■ DO THIS ■
Reproduce each line bearing the word "Error".

■ Dataset rows about figures ■
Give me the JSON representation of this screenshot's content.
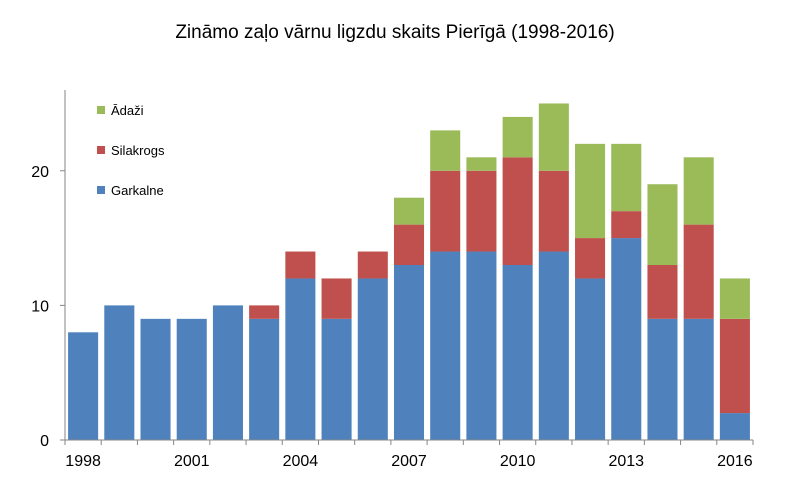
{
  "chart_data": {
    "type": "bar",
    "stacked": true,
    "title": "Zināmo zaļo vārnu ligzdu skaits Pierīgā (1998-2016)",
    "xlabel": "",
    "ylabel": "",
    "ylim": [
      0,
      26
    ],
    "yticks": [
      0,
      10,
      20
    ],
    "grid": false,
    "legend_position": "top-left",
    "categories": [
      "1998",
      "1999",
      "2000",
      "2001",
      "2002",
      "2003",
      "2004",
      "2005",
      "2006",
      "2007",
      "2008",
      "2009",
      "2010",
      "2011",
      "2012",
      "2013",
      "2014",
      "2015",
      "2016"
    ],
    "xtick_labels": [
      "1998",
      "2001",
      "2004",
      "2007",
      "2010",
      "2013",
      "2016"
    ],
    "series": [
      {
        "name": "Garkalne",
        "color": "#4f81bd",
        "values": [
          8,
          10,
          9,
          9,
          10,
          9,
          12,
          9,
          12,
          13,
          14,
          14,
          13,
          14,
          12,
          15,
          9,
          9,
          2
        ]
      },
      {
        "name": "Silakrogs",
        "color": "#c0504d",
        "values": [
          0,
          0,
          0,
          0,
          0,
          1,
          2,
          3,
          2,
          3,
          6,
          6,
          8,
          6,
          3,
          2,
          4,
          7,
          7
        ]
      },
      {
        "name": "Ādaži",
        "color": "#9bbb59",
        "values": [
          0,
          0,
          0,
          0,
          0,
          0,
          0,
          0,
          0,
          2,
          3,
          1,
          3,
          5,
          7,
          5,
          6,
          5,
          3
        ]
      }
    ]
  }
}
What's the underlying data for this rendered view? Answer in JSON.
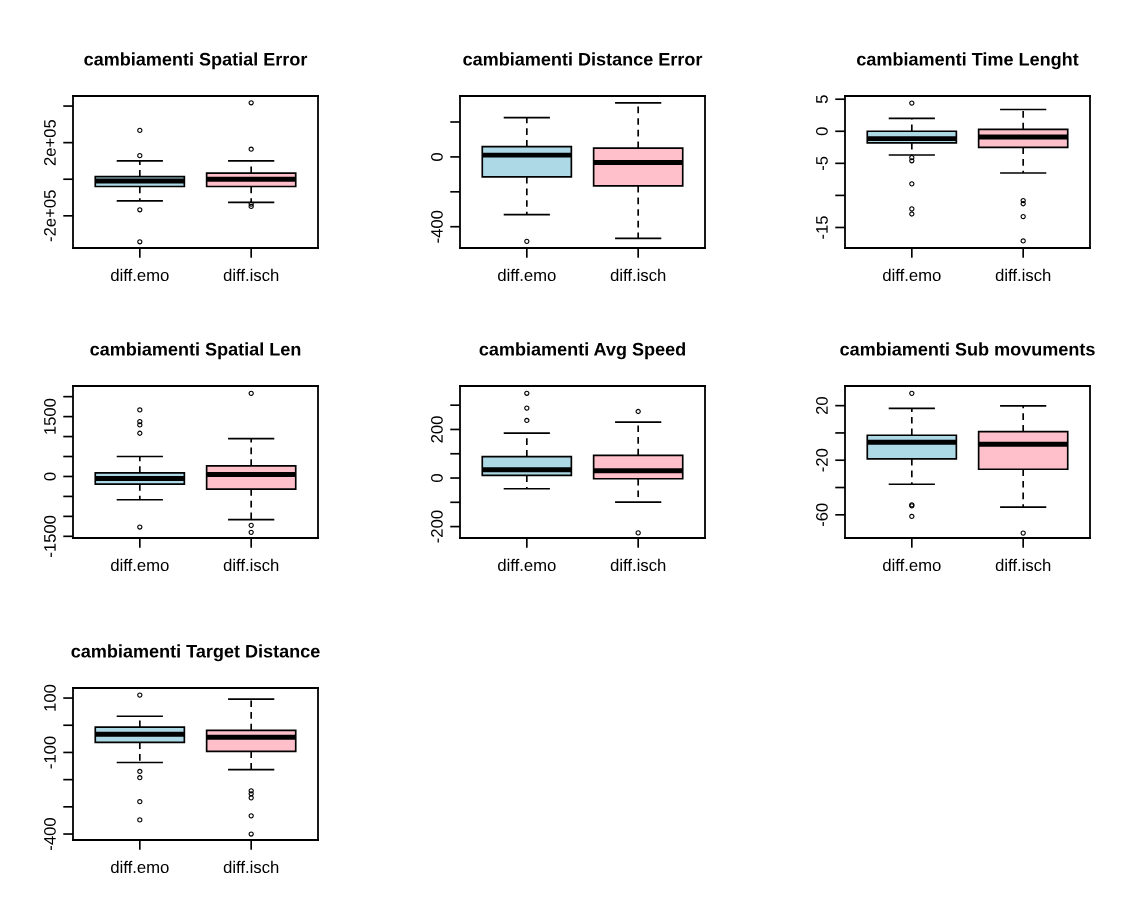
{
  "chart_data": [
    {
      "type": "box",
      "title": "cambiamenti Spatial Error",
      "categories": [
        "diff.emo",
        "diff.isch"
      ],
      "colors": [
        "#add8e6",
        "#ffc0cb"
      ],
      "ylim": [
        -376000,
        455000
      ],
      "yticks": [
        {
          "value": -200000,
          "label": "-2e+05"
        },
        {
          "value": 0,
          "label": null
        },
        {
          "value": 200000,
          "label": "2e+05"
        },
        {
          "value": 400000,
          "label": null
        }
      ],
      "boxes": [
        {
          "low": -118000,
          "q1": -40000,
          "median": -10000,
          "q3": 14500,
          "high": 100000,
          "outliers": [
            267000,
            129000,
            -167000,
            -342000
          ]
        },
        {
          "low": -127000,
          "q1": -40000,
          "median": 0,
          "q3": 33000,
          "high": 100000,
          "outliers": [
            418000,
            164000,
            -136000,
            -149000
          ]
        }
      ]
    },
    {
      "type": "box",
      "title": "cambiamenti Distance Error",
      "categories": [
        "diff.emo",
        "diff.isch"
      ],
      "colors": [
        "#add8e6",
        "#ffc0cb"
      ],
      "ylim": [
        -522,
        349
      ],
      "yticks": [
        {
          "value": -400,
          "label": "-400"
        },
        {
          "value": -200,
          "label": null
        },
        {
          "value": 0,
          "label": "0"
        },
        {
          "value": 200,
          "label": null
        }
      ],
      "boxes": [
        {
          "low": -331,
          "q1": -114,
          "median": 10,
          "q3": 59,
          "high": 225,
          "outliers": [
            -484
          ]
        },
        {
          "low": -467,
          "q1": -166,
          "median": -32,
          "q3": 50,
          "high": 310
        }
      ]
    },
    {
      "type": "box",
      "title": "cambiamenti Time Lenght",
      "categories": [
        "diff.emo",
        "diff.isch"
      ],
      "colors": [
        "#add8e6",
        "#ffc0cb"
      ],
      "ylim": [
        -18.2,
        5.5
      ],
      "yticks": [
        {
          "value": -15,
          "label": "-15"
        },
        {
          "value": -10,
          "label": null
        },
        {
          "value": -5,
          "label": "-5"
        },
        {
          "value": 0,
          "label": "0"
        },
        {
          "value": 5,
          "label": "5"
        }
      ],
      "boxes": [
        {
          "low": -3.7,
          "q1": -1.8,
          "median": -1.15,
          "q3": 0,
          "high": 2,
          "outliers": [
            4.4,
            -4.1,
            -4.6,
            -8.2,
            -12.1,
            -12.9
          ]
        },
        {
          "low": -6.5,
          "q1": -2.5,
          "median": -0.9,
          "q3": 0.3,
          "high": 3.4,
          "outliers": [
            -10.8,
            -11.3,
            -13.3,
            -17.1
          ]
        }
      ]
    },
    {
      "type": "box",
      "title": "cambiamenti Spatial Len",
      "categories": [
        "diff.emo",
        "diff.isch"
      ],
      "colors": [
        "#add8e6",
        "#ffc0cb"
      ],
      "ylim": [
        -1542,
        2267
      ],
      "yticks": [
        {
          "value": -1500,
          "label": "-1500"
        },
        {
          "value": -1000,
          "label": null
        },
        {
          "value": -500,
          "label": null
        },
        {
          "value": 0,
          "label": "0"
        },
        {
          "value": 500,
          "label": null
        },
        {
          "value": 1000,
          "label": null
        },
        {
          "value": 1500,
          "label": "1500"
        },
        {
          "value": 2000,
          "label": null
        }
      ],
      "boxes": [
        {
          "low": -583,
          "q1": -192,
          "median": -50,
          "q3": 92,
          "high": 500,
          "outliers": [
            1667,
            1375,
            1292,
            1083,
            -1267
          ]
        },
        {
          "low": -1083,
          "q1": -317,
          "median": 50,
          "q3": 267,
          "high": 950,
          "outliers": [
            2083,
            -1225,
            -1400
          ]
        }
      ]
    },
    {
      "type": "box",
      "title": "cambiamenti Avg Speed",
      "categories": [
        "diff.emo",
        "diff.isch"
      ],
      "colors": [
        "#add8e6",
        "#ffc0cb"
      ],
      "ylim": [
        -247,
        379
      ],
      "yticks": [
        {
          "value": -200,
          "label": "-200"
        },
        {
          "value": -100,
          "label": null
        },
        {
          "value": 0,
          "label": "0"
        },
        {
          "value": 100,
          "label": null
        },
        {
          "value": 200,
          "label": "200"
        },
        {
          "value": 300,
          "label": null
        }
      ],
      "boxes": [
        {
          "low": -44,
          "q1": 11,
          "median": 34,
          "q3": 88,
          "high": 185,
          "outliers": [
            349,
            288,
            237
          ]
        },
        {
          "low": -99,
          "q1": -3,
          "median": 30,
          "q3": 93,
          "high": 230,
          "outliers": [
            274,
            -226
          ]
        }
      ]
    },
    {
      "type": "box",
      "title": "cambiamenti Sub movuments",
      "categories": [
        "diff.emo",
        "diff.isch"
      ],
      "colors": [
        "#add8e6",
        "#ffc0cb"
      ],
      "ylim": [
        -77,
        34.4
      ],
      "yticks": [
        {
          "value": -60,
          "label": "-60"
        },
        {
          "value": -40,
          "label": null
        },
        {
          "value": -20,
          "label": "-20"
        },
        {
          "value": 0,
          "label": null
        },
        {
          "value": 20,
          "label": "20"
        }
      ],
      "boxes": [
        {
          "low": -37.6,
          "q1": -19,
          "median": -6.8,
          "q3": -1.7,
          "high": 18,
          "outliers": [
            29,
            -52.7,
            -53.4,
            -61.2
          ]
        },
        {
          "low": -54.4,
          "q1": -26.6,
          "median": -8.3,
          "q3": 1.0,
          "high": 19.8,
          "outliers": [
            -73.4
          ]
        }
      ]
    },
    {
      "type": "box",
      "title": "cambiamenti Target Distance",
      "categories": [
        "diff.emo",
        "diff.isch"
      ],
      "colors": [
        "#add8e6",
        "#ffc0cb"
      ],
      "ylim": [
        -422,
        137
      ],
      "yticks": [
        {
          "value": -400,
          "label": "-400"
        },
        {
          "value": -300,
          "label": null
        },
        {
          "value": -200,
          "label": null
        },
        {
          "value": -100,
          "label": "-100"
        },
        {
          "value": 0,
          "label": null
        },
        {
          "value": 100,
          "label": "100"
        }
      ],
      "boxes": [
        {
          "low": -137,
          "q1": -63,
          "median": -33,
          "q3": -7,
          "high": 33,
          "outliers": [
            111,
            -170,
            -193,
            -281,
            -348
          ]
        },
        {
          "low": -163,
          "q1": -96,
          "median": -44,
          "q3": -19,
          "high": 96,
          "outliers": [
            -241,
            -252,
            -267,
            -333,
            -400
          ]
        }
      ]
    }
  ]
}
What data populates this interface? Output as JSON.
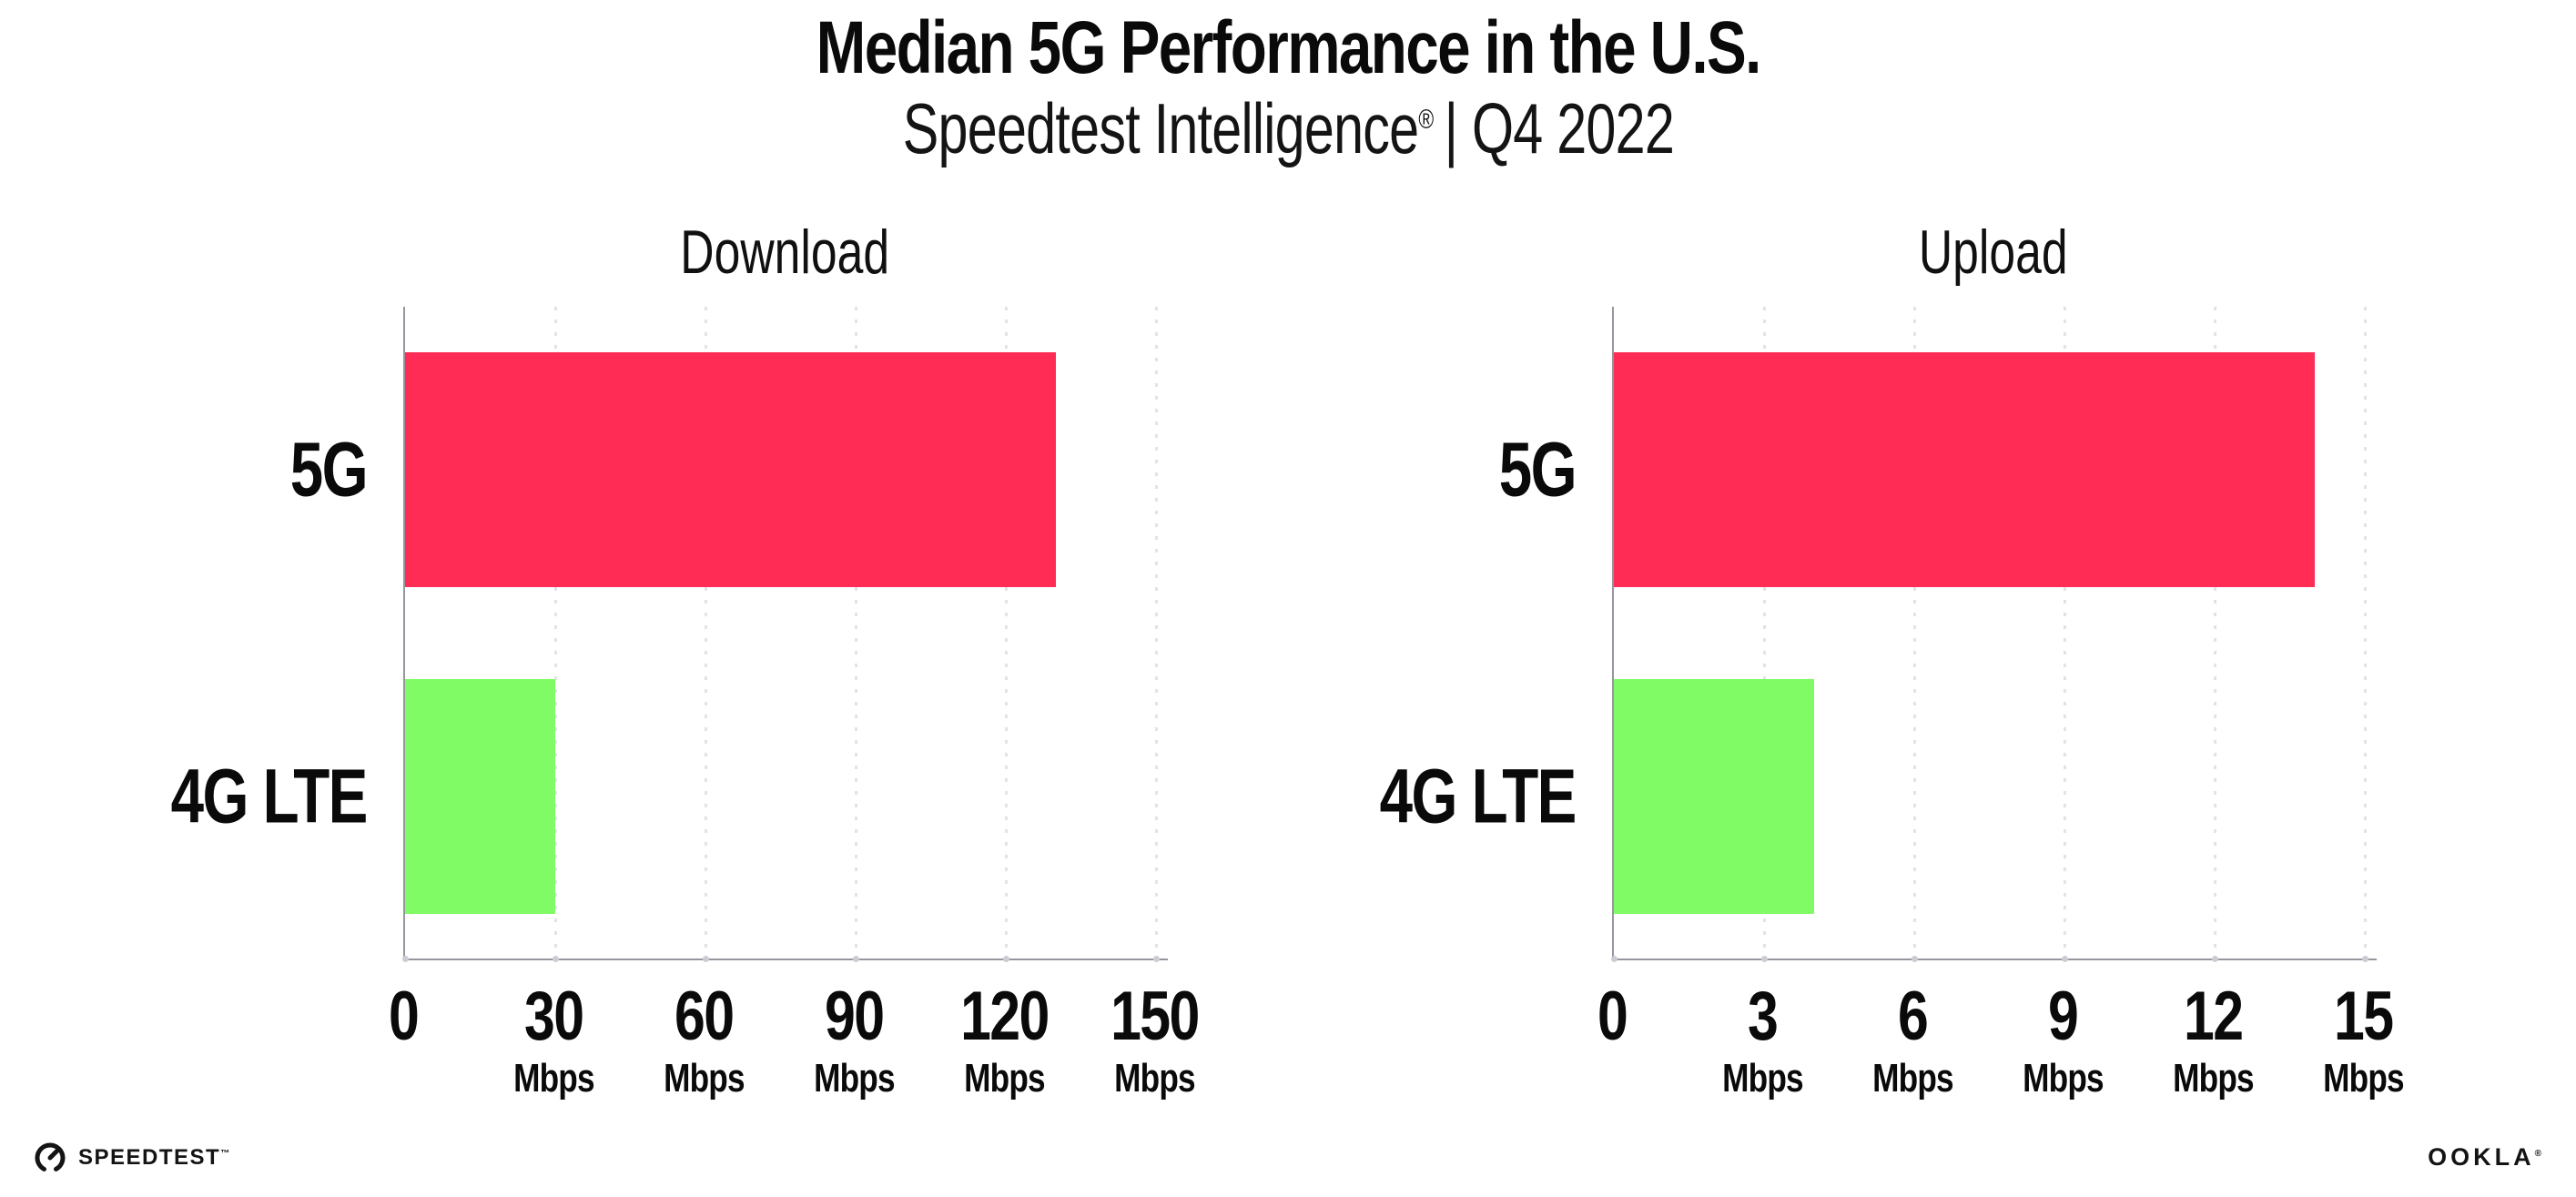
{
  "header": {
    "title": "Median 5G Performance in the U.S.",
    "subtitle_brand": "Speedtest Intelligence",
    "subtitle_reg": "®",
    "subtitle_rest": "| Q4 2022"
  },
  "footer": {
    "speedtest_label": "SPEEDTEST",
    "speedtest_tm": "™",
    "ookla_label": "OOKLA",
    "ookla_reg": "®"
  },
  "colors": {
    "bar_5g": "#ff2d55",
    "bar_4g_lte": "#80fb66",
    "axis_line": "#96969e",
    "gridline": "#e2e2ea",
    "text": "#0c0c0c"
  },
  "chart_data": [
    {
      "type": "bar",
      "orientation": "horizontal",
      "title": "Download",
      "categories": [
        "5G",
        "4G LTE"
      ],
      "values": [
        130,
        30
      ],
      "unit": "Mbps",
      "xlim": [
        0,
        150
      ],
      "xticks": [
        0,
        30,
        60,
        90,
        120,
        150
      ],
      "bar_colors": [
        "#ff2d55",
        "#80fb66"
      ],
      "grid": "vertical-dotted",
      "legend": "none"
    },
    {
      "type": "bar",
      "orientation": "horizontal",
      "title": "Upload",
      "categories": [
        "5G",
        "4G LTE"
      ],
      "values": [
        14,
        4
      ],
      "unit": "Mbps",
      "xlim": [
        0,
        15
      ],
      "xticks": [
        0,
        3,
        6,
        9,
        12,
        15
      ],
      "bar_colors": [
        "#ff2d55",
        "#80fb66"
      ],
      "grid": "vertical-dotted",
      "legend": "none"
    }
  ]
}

■ EXPECTED ANSWER ■
      "title": "cambiamenti Spatial Error",
      "title": "cambiamenti Distance Error",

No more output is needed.